PROBLEM TO SOLVE => Using the data below, repeat all of it precisely.

RECORD EXCERPTS =>
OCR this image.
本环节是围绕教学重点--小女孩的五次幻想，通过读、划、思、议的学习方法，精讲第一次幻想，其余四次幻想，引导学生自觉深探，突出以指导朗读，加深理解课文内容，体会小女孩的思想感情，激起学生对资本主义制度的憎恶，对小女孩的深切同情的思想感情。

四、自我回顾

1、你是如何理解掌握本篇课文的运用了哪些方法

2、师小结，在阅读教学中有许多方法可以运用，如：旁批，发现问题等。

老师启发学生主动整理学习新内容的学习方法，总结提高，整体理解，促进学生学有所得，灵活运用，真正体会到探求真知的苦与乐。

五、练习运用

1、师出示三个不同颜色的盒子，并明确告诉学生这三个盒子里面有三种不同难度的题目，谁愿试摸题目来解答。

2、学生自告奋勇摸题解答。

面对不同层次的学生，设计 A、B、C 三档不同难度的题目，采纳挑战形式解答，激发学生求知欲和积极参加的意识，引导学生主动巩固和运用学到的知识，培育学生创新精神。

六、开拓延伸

RESULT OF THE TASK =>
OCR this image.
本环节是围绕教学重点--小女孩的五次幻想，通过读、划、思、议的学习方法，精讲第一次幻想，其余四次幻想，引导学生自觉深探，突出以指导朗读，加深理解课文内容，体会小女孩的思想感情，激起学生对资本主义制度的憎恶，对小女孩的深切同情的思想感情。

四、自我回顾

1、你是如何理解掌握本篇课文的运用了哪些方法

2、师小结，在阅读教学中有许多方法可以运用，如：旁批，发现问题等。

老师启发学生主动整理学习新内容的学习方法，总结提高，整体理解，促进学生学有所得，灵活运用，真正体会到探求真知的苦与乐。

五、练习运用

1、师出示三个不同颜色的盒子，并明确告诉学生这三个盒子里面有三种不同难度的题目，谁愿试摸题目来解答。

2、学生自告奋勇摸题解答。

面对不同层次的学生，设计 A、B、C 三档不同难度的题目，采纳挑战形式解答，激发学生求知欲和积极参加的意识，引导学生主动巩固和运用学到的知识，培育学生创新精神。

六、开拓延伸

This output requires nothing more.